Data records:
/---

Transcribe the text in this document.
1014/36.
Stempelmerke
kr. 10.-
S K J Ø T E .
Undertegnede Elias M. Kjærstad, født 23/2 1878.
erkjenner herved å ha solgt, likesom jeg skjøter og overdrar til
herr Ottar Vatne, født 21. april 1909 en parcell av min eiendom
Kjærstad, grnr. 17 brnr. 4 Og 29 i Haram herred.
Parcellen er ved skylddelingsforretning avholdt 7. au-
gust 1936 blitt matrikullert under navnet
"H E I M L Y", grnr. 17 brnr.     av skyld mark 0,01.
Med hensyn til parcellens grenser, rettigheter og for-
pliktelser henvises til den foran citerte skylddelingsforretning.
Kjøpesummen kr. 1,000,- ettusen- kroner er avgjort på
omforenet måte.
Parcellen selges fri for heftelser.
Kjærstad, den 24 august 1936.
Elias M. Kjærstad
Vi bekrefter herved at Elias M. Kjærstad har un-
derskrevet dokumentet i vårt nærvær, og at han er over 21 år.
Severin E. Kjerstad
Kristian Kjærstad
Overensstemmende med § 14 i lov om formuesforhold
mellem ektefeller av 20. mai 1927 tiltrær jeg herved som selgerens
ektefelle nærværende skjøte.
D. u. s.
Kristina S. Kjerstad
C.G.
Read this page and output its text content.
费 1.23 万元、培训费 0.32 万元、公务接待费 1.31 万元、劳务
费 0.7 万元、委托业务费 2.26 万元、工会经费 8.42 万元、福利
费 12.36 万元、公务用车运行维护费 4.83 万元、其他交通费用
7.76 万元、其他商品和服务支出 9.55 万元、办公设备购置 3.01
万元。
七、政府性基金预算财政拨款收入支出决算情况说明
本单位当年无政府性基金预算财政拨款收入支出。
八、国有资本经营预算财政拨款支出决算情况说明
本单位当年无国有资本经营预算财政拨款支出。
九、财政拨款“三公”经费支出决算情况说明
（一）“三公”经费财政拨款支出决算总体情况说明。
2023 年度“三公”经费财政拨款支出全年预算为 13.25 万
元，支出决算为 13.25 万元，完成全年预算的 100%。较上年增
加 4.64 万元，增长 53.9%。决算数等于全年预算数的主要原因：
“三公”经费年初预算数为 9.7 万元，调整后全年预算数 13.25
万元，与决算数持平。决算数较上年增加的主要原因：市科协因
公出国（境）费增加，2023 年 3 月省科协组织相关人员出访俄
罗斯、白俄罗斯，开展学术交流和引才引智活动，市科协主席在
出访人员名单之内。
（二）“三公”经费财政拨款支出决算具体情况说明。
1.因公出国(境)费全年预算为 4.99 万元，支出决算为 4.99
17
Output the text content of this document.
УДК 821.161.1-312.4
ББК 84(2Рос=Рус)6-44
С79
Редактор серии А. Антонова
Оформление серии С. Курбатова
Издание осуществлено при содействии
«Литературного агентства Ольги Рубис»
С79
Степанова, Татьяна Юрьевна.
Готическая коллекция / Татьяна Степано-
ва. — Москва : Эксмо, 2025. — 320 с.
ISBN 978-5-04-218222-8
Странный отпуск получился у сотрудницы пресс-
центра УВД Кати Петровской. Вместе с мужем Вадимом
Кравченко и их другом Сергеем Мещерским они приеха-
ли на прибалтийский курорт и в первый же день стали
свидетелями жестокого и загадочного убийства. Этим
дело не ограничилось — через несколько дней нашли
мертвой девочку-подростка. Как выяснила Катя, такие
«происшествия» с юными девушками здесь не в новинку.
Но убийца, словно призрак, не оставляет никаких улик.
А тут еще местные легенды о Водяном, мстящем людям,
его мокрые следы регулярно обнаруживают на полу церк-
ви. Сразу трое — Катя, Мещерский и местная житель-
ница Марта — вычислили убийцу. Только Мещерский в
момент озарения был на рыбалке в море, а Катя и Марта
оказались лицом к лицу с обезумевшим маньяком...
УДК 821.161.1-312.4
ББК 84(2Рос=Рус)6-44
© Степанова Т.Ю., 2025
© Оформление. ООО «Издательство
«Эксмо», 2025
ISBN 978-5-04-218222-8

\---

WHAT YOU HAVE TO DO:
Gather and return every line that holds the string "brnr".

RESPONSE TO THE EXERCISE:
Kjærstad, grnr. 17 brnr. 4 Og 29 i Haram herred.
"H E I M L Y", grnr. 17 brnr.     av skyld mark 0,01.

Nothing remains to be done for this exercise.